EXERCISE »
Beginning with the line that contains "Read all visible content and emit it as JSON.", extract each line through the end of the listing below, with no additions or omissions.
--------------------------------
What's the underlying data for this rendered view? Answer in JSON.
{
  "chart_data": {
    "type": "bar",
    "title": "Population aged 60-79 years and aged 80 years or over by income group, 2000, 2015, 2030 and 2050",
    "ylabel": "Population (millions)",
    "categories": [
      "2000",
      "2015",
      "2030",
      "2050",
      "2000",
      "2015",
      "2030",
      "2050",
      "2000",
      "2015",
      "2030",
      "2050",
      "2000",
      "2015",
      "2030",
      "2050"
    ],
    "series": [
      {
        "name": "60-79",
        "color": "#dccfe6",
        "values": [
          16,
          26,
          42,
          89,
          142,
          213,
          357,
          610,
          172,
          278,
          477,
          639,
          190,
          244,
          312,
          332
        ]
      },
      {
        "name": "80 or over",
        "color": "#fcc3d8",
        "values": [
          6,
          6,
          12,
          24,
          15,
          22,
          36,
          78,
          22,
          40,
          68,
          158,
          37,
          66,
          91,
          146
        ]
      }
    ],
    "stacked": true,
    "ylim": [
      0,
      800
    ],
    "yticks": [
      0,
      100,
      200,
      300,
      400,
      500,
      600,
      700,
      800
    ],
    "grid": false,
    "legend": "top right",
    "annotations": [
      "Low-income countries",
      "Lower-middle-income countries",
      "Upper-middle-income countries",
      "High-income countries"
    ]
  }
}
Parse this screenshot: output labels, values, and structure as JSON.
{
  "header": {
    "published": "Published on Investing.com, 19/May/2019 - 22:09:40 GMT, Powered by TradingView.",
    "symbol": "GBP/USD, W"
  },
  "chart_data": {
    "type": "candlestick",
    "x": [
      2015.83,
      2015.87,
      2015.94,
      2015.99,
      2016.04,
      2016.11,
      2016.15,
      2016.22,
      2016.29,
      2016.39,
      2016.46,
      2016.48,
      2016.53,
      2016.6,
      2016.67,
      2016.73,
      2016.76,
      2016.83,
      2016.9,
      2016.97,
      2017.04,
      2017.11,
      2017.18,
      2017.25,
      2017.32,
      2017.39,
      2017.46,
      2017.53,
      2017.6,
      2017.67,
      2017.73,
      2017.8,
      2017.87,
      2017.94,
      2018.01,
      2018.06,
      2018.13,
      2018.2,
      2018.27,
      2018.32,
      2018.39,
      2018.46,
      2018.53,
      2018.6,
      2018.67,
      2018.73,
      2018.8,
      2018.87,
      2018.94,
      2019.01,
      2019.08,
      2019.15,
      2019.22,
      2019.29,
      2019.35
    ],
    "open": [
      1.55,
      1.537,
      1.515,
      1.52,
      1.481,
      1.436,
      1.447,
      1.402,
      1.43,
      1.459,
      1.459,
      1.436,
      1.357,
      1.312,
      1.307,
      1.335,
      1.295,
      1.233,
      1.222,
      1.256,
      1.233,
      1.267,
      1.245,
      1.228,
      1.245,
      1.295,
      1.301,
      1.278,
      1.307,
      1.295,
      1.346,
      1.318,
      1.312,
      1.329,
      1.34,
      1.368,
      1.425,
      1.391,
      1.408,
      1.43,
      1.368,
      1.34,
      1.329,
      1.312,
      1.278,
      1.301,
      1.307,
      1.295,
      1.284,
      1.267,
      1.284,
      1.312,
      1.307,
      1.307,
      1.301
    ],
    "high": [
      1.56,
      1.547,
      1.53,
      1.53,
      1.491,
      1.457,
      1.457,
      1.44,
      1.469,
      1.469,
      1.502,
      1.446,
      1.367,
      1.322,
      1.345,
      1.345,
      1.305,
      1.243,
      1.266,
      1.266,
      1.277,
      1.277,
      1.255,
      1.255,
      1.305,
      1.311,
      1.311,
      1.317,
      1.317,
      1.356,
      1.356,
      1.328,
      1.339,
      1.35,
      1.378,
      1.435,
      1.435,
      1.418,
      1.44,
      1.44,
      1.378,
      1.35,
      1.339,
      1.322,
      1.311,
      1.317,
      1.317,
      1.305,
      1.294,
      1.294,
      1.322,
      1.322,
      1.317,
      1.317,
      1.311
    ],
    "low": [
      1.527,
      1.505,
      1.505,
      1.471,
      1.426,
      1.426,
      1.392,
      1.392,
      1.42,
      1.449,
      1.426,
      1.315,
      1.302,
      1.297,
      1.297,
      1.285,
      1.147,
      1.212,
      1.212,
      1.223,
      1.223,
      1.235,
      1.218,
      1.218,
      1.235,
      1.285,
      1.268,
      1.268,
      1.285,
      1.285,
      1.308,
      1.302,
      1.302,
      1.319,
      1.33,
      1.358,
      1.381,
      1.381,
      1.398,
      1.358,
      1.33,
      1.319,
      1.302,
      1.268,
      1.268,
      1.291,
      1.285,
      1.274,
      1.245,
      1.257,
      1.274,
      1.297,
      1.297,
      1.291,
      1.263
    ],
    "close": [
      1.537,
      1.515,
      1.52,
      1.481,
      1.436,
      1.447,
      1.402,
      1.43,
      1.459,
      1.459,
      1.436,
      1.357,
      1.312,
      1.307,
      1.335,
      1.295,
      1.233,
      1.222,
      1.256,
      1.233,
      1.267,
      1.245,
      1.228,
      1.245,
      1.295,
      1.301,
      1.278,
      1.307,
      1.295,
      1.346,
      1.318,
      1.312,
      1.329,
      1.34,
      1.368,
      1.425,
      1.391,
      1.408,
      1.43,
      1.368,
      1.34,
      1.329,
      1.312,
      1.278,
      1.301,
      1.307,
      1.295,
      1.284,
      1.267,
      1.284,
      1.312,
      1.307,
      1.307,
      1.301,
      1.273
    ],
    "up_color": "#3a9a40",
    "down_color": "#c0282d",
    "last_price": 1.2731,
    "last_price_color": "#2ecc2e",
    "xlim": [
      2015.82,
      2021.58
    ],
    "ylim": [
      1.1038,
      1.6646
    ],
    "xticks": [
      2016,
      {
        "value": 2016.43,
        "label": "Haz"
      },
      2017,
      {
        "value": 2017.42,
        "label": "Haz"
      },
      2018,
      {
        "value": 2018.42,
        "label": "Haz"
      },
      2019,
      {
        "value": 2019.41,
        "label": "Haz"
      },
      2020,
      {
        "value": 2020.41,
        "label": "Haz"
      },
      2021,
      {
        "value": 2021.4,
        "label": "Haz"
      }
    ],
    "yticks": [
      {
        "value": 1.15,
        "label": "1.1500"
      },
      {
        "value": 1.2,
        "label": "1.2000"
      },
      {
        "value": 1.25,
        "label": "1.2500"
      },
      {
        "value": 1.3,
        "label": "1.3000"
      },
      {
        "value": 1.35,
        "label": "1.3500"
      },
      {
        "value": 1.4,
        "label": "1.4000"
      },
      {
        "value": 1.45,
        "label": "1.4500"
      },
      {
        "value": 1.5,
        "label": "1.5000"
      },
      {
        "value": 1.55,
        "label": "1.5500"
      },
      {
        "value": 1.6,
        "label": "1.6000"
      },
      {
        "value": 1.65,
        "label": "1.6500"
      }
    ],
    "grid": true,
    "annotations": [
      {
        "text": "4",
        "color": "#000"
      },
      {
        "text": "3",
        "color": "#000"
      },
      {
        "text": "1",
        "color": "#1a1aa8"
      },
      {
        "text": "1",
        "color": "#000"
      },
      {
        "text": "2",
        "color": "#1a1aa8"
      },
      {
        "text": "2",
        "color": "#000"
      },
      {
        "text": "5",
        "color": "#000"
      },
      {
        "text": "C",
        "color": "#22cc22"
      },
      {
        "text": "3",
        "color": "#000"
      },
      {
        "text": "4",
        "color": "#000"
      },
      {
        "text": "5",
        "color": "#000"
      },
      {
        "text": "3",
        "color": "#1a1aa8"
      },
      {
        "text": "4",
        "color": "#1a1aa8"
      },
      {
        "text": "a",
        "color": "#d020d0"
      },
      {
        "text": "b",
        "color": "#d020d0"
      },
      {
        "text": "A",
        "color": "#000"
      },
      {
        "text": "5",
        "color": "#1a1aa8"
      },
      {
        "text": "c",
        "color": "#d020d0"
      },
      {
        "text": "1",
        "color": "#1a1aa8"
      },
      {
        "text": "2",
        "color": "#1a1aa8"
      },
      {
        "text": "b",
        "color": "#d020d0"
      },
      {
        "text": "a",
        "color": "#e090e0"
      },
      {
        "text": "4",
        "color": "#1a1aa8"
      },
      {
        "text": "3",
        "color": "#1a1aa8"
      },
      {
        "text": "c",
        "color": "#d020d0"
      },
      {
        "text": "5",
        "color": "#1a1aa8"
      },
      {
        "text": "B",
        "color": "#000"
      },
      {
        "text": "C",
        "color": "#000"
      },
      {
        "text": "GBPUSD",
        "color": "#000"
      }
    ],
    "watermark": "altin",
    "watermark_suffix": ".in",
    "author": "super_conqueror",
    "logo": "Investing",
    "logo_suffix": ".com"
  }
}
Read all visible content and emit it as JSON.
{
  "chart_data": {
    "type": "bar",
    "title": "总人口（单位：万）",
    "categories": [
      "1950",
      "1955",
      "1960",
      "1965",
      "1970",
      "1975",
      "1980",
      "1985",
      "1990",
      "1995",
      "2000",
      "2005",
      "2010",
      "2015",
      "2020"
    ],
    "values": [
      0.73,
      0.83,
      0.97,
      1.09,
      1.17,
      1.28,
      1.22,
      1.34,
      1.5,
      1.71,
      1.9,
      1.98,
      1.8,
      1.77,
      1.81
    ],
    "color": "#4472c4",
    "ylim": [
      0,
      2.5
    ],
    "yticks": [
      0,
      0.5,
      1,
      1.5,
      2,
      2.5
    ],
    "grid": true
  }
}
--------------------------------
EXERCISE OUTPUT »
Read all visible content and emit it as JSON.
{
  "chart_data": {
    "type": "bar",
    "title": "总人口（单位：万）",
    "categories": [
      "1950",
      "1955",
      "1960",
      "1965",
      "1970",
      "1975",
      "1980",
      "1985",
      "1990",
      "1995",
      "2000",
      "2005",
      "2010",
      "2015",
      "2020"
    ],
    "values": [
      0.73,
      0.83,
      0.97,
      1.09,
      1.17,
      1.28,
      1.22,
      1.34,
      1.5,
      1.71,
      1.9,
      1.98,
      1.8,
      1.77,
      1.81
    ],
    "color": "#4472c4",
    "ylim": [
      0,
      2.5
    ],
    "yticks": [
      0,
      0.5,
      1,
      1.5,
      2,
      2.5
    ],
    "grid": true
  }
}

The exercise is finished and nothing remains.